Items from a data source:
# # #
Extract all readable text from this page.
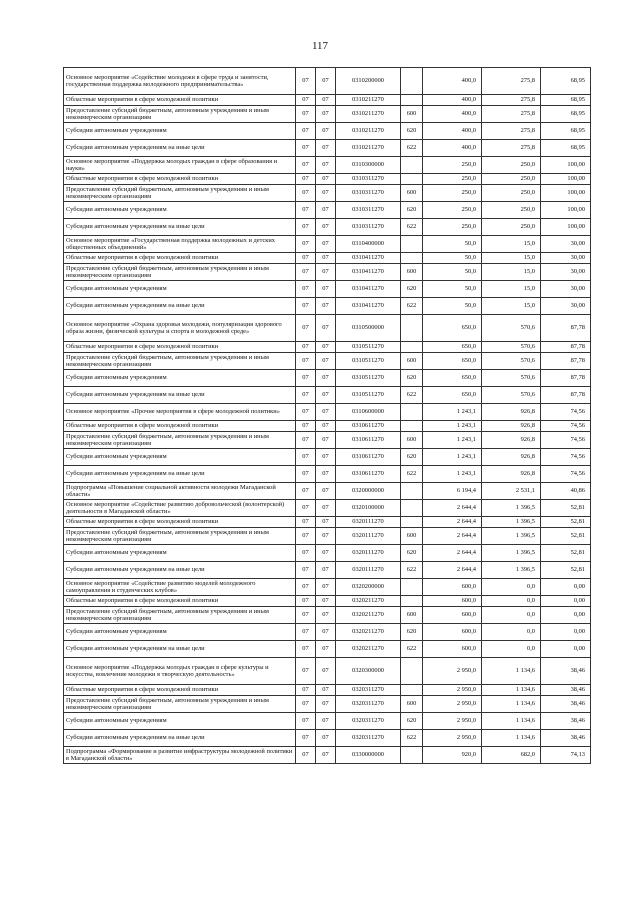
117
Основное мероприятие «Содействие молодежи в сфере труда и занятости, государственная поддержка молодежного предпринимательства»	07	07	0310200000		400,0	275,8	68,95
Областные мероприятия в сфере молодежной политики	07	07	0310211270		400,0	275,8	68,95
Предоставление субсидий бюджетным, автономным учреждениям и иным некоммерческим организациям	07	07	0310211270	600	400,0	275,8	68,95
Субсидии автономным учреждениям	07	07	0310211270	620	400,0	275,8	68,95
Субсидии автономным учреждениям на иные цели	07	07	0310211270	622	400,0	275,8	68,95
Основное мероприятие «Поддержка молодых граждан в сфере образования и науки»	07	07	0310300000		250,0	250,0	100,00
Областные мероприятия в сфере молодежной политики	07	07	0310311270		250,0	250,0	100,00
Предоставление субсидий бюджетным, автономным учреждениям и иным некоммерческим организациям	07	07	0310311270	600	250,0	250,0	100,00
Субсидии автономным учреждениям	07	07	0310311270	620	250,0	250,0	100,00
Субсидии автономным учреждениям на иные цели	07	07	0310311270	622	250,0	250,0	100,00
Основное мероприятие «Государственная поддержка молодежных и детских общественных объединений»	07	07	0310400000		50,0	15,0	30,00
Областные мероприятия в сфере молодежной политики	07	07	0310411270		50,0	15,0	30,00
Предоставление субсидий бюджетным, автономным учреждениям и иным некоммерческим организациям	07	07	0310411270	600	50,0	15,0	30,00
Субсидии автономным учреждениям	07	07	0310411270	620	50,0	15,0	30,00
Субсидии автономным учреждениям на иные цели	07	07	0310411270	622	50,0	15,0	30,00
Основное мероприятие «Охрана здоровья молодежи, популяризация здорового образа жизни, физической культуры и спорта в молодежной среде»	07	07	0310500000		650,0	570,6	87,78
Областные мероприятия в сфере молодежной политики	07	07	0310511270		650,0	570,6	87,78
Предоставление субсидий бюджетным, автономным учреждениям и иным некоммерческим организациям	07	07	0310511270	600	650,0	570,6	87,78
Субсидии автономным учреждениям	07	07	0310511270	620	650,0	570,6	87,78
Субсидии автономным учреждениям на иные цели	07	07	0310511270	622	650,0	570,6	87,78
Основное мероприятие «Прочие мероприятия в сфере молодежной политики»	07	07	0310600000		1 243,1	926,8	74,56
Областные мероприятия в сфере молодежной политики	07	07	0310611270		1 243,1	926,8	74,56
Предоставление субсидий бюджетным, автономным учреждениям и иным некоммерческим организациям	07	07	0310611270	600	1 243,1	926,8	74,56
Субсидии автономным учреждениям	07	07	0310611270	620	1 243,1	926,8	74,56
Субсидии автономным учреждениям на иные цели	07	07	0310611270	622	1 243,1	926,8	74,56
Подпрограмма «Повышение социальной активности молодежи Магаданской области»	07	07	0320000000		6 194,4	2 531,1	40,86
Основное мероприятие «Содействие развитию добровольческой (волонтерской) деятельности в Магаданской области»	07	07	0320100000		2 644,4	1 396,5	52,81
Областные мероприятия в сфере молодежной политики	07	07	0320111270		2 644,4	1 396,5	52,81
Предоставление субсидий бюджетным, автономным учреждениям и иным некоммерческим организациям	07	07	0320111270	600	2 644,4	1 396,5	52,81
Субсидии автономным учреждениям	07	07	0320111270	620	2 644,4	1 396,5	52,81
Субсидии автономным учреждениям на иные цели	07	07	0320111270	622	2 644,4	1 396,5	52,81
Основное мероприятие «Содействие развитию моделей молодежного самоуправления и студенческих клубов»	07	07	0320200000		600,0	0,0	0,00
Областные мероприятия в сфере молодежной политики	07	07	0320211270		600,0	0,0	0,00
Предоставление субсидий бюджетным, автономным учреждениям и иным некоммерческим организациям	07	07	0320211270	600	600,0	0,0	0,00
Субсидии автономным учреждениям	07	07	0320211270	620	600,0	0,0	0,00
Субсидии автономным учреждениям на иные цели	07	07	0320211270	622	600,0	0,0	0,00
Основное мероприятие «Поддержка молодых граждан в сфере культуры и искусства, вовлечение молодежи в творческую деятельность»	07	07	0320300000		2 950,0	1 134,6	38,46
Областные мероприятия в сфере молодежной политики	07	07	0320311270		2 950,0	1 134,6	38,46
Предоставление субсидий бюджетным, автономным учреждениям и иным некоммерческим организациям	07	07	0320311270	600	2 950,0	1 134,6	38,46
Субсидии автономным учреждениям	07	07	0320311270	620	2 950,0	1 134,6	38,46
Субсидии автономным учреждениям на иные цели	07	07	0320311270	622	2 950,0	1 134,6	38,46
Подпрограмма «Формирование и развитие инфраструктуры молодежной политики в Магаданской области»	07	07	0330000000		920,0	682,0	74,13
# # #
Filter the entries down to the lines with the word "области" in them.

Подпрограмма «Повышение социальной активности молодежи Магаданской области»	07	07	0320000000		6 194,4	2 531,1	40,86
Основное мероприятие «Содействие развитию добровольческой (волонтерской) деятельности в Магаданской области»	07	07	0320100000		2 644,4	1 396,5	52,81
Подпрограмма «Формирование и развитие инфраструктуры молодежной политики в Магаданской области»	07	07	0330000000		920,0	682,0	74,13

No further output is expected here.